# EXERCISE DIRECTIONS
Could you transcribe every record below exactly, leaving out the pictures?

Extracted records
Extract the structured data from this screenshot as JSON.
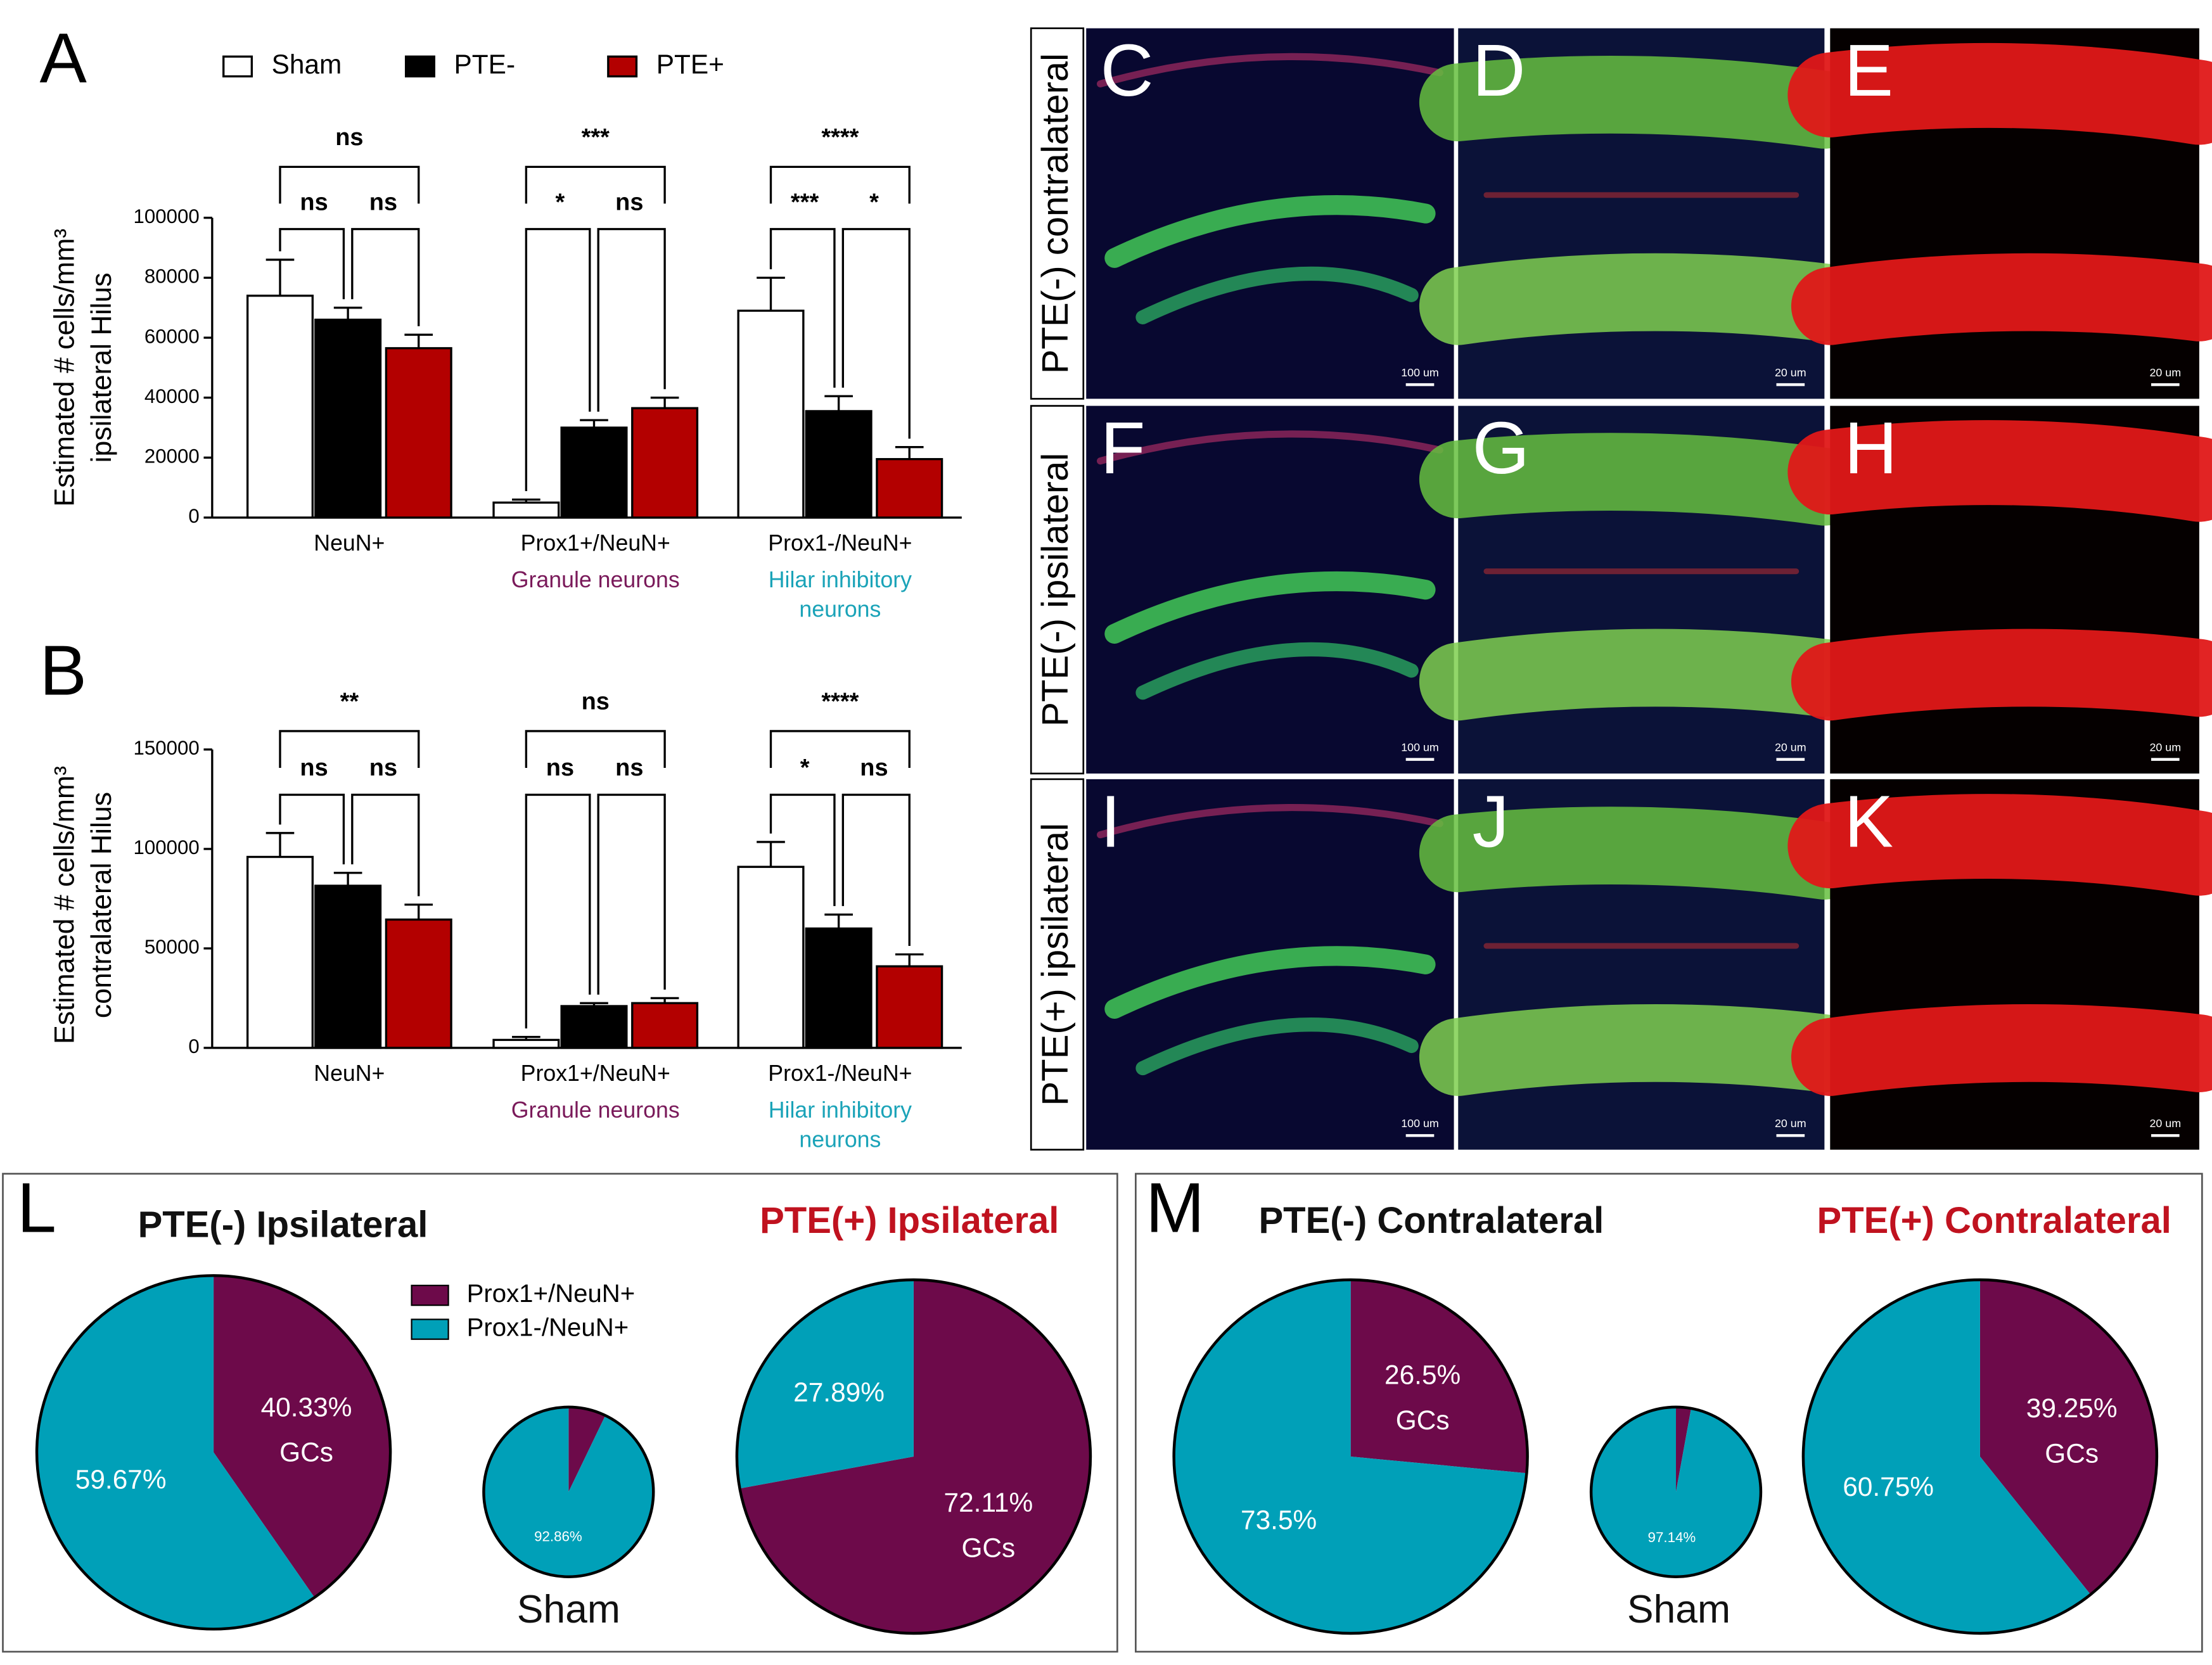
{
  "chart_data": [
    {
      "type": "bar",
      "panel": "A",
      "legend": "top",
      "ylabel": [
        "Estimated # cells/mm³",
        "ipsilateral Hilus"
      ],
      "categories": [
        "NeuN+",
        "Prox1+/NeuN+",
        "Prox1-/NeuN+"
      ],
      "category_notes": [
        null,
        [
          "Granule neurons"
        ],
        [
          "Hilar inhibitory",
          "neurons"
        ]
      ],
      "category_note_colors": [
        null,
        "#7a1a5a",
        "#1aa3b8"
      ],
      "series": [
        {
          "name": "Sham",
          "color": "#ffffff",
          "values": [
            74000,
            5000,
            69000
          ],
          "errors": [
            12000,
            1000,
            11000
          ]
        },
        {
          "name": "PTE-",
          "color": "#000000",
          "values": [
            66000,
            30000,
            35500
          ],
          "errors": [
            4000,
            2500,
            5000
          ]
        },
        {
          "name": "PTE+",
          "color": "#b30000",
          "values": [
            56500,
            36500,
            19500
          ],
          "errors": [
            4500,
            3500,
            4000
          ]
        }
      ],
      "significance": [
        [
          "ns",
          "ns",
          "ns"
        ],
        [
          "***",
          "*",
          "ns"
        ],
        [
          "****",
          "***",
          "*"
        ]
      ],
      "ylim": [
        0,
        100000
      ],
      "yticks": [
        0,
        20000,
        40000,
        60000,
        80000,
        100000
      ],
      "grid": false
    },
    {
      "type": "bar",
      "panel": "B",
      "ylabel": [
        "Estimated # cells/mm³",
        "contralateral Hilus"
      ],
      "categories": [
        "NeuN+",
        "Prox1+/NeuN+",
        "Prox1-/NeuN+"
      ],
      "category_notes": [
        null,
        [
          "Granule neurons"
        ],
        [
          "Hilar inhibitory",
          "neurons"
        ]
      ],
      "category_note_colors": [
        null,
        "#7a1a5a",
        "#1aa3b8"
      ],
      "series": [
        {
          "color": "#ffffff",
          "values": [
            96000,
            4000,
            91000
          ],
          "errors": [
            12000,
            1500,
            12500
          ]
        },
        {
          "color": "#000000",
          "values": [
            81500,
            21000,
            60000
          ],
          "errors": [
            6500,
            1500,
            7000
          ]
        },
        {
          "color": "#b30000",
          "values": [
            64500,
            22500,
            41000
          ],
          "errors": [
            7500,
            2500,
            6000
          ]
        }
      ],
      "significance": [
        [
          "**",
          "ns",
          "ns"
        ],
        [
          "ns",
          "ns",
          "ns"
        ],
        [
          "****",
          "*",
          "ns"
        ]
      ],
      "ylim": [
        0,
        150000
      ],
      "yticks": [
        0,
        50000,
        100000,
        150000
      ],
      "grid": false
    },
    {
      "type": "pie",
      "panel": "L",
      "legend": "center",
      "labels": [
        "Prox1+/NeuN+",
        "Prox1-/NeuN+"
      ],
      "colors": [
        "#6d0a4a",
        "#00a0b8"
      ],
      "pies": [
        {
          "title": "PTE(-) Ipsilateral",
          "title_color": "#111111",
          "values": [
            40.33,
            59.67
          ],
          "value_labels": [
            "40.33%",
            "59.67%"
          ],
          "note": "GCs"
        },
        {
          "title": "Sham",
          "title_color": "#111111",
          "values": [
            7.14,
            92.86
          ],
          "value_labels": [
            null,
            "92.86%"
          ],
          "note": null
        },
        {
          "title": "PTE(+) Ipsilateral",
          "title_color": "#c0121f",
          "values": [
            72.11,
            27.89
          ],
          "value_labels": [
            "72.11%",
            "27.89%"
          ],
          "note": "GCs"
        }
      ]
    },
    {
      "type": "pie",
      "panel": "M",
      "colors": [
        "#6d0a4a",
        "#00a0b8"
      ],
      "pies": [
        {
          "title": "PTE(-) Contralateral",
          "title_color": "#111111",
          "values": [
            26.5,
            73.5
          ],
          "value_labels": [
            "26.5%",
            "73.5%"
          ],
          "note": "GCs"
        },
        {
          "title": "Sham",
          "title_color": "#111111",
          "values": [
            2.86,
            97.14
          ],
          "value_labels": [
            null,
            "97.14%"
          ],
          "note": null
        },
        {
          "title": "PTE(+) Contralateral",
          "title_color": "#c0121f",
          "values": [
            39.25,
            60.75
          ],
          "value_labels": [
            "39.25%",
            "60.75%"
          ],
          "note": "GCs"
        }
      ]
    }
  ],
  "images": {
    "rows": [
      {
        "label": "PTE(-) contralateral",
        "panels": [
          {
            "letter": "C",
            "scale": "100 um"
          },
          {
            "letter": "D",
            "scale": "20 um"
          },
          {
            "letter": "E",
            "scale": "20 um"
          }
        ]
      },
      {
        "label": "PTE(-) ipsilateral",
        "panels": [
          {
            "letter": "F",
            "scale": "100 um"
          },
          {
            "letter": "G",
            "scale": "20 um"
          },
          {
            "letter": "H",
            "scale": "20 um"
          }
        ]
      },
      {
        "label": "PTE(+) ipsilateral",
        "panels": [
          {
            "letter": "I",
            "scale": "100 um"
          },
          {
            "letter": "J",
            "scale": "20 um"
          },
          {
            "letter": "K",
            "scale": "20 um"
          }
        ]
      }
    ]
  }
}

# EXERCISE OUTPUT
Extract the structured data from this screenshot as JSON.
{
  "chart_data": [
    {
      "type": "bar",
      "panel": "A",
      "legend": "top",
      "ylabel": [
        "Estimated # cells/mm³",
        "ipsilateral Hilus"
      ],
      "categories": [
        "NeuN+",
        "Prox1+/NeuN+",
        "Prox1-/NeuN+"
      ],
      "category_notes": [
        null,
        [
          "Granule neurons"
        ],
        [
          "Hilar inhibitory",
          "neurons"
        ]
      ],
      "category_note_colors": [
        null,
        "#7a1a5a",
        "#1aa3b8"
      ],
      "series": [
        {
          "name": "Sham",
          "color": "#ffffff",
          "values": [
            74000,
            5000,
            69000
          ],
          "errors": [
            12000,
            1000,
            11000
          ]
        },
        {
          "name": "PTE-",
          "color": "#000000",
          "values": [
            66000,
            30000,
            35500
          ],
          "errors": [
            4000,
            2500,
            5000
          ]
        },
        {
          "name": "PTE+",
          "color": "#b30000",
          "values": [
            56500,
            36500,
            19500
          ],
          "errors": [
            4500,
            3500,
            4000
          ]
        }
      ],
      "significance": [
        [
          "ns",
          "ns",
          "ns"
        ],
        [
          "***",
          "*",
          "ns"
        ],
        [
          "****",
          "***",
          "*"
        ]
      ],
      "ylim": [
        0,
        100000
      ],
      "yticks": [
        0,
        20000,
        40000,
        60000,
        80000,
        100000
      ],
      "grid": false
    },
    {
      "type": "bar",
      "panel": "B",
      "ylabel": [
        "Estimated # cells/mm³",
        "contralateral Hilus"
      ],
      "categories": [
        "NeuN+",
        "Prox1+/NeuN+",
        "Prox1-/NeuN+"
      ],
      "category_notes": [
        null,
        [
          "Granule neurons"
        ],
        [
          "Hilar inhibitory",
          "neurons"
        ]
      ],
      "category_note_colors": [
        null,
        "#7a1a5a",
        "#1aa3b8"
      ],
      "series": [
        {
          "color": "#ffffff",
          "values": [
            96000,
            4000,
            91000
          ],
          "errors": [
            12000,
            1500,
            12500
          ]
        },
        {
          "color": "#000000",
          "values": [
            81500,
            21000,
            60000
          ],
          "errors": [
            6500,
            1500,
            7000
          ]
        },
        {
          "color": "#b30000",
          "values": [
            64500,
            22500,
            41000
          ],
          "errors": [
            7500,
            2500,
            6000
          ]
        }
      ],
      "significance": [
        [
          "**",
          "ns",
          "ns"
        ],
        [
          "ns",
          "ns",
          "ns"
        ],
        [
          "****",
          "*",
          "ns"
        ]
      ],
      "ylim": [
        0,
        150000
      ],
      "yticks": [
        0,
        50000,
        100000,
        150000
      ],
      "grid": false
    },
    {
      "type": "pie",
      "panel": "L",
      "legend": "center",
      "labels": [
        "Prox1+/NeuN+",
        "Prox1-/NeuN+"
      ],
      "colors": [
        "#6d0a4a",
        "#00a0b8"
      ],
      "pies": [
        {
          "title": "PTE(-) Ipsilateral",
          "title_color": "#111111",
          "values": [
            40.33,
            59.67
          ],
          "value_labels": [
            "40.33%",
            "59.67%"
          ],
          "note": "GCs"
        },
        {
          "title": "Sham",
          "title_color": "#111111",
          "values": [
            7.14,
            92.86
          ],
          "value_labels": [
            null,
            "92.86%"
          ],
          "note": null
        },
        {
          "title": "PTE(+) Ipsilateral",
          "title_color": "#c0121f",
          "values": [
            72.11,
            27.89
          ],
          "value_labels": [
            "72.11%",
            "27.89%"
          ],
          "note": "GCs"
        }
      ]
    },
    {
      "type": "pie",
      "panel": "M",
      "colors": [
        "#6d0a4a",
        "#00a0b8"
      ],
      "pies": [
        {
          "title": "PTE(-) Contralateral",
          "title_color": "#111111",
          "values": [
            26.5,
            73.5
          ],
          "value_labels": [
            "26.5%",
            "73.5%"
          ],
          "note": "GCs"
        },
        {
          "title": "Sham",
          "title_color": "#111111",
          "values": [
            2.86,
            97.14
          ],
          "value_labels": [
            null,
            "97.14%"
          ],
          "note": null
        },
        {
          "title": "PTE(+) Contralateral",
          "title_color": "#c0121f",
          "values": [
            39.25,
            60.75
          ],
          "value_labels": [
            "39.25%",
            "60.75%"
          ],
          "note": "GCs"
        }
      ]
    }
  ],
  "images": {
    "rows": [
      {
        "label": "PTE(-) contralateral",
        "panels": [
          {
            "letter": "C",
            "scale": "100 um"
          },
          {
            "letter": "D",
            "scale": "20 um"
          },
          {
            "letter": "E",
            "scale": "20 um"
          }
        ]
      },
      {
        "label": "PTE(-) ipsilateral",
        "panels": [
          {
            "letter": "F",
            "scale": "100 um"
          },
          {
            "letter": "G",
            "scale": "20 um"
          },
          {
            "letter": "H",
            "scale": "20 um"
          }
        ]
      },
      {
        "label": "PTE(+) ipsilateral",
        "panels": [
          {
            "letter": "I",
            "scale": "100 um"
          },
          {
            "letter": "J",
            "scale": "20 um"
          },
          {
            "letter": "K",
            "scale": "20 um"
          }
        ]
      }
    ]
  }
}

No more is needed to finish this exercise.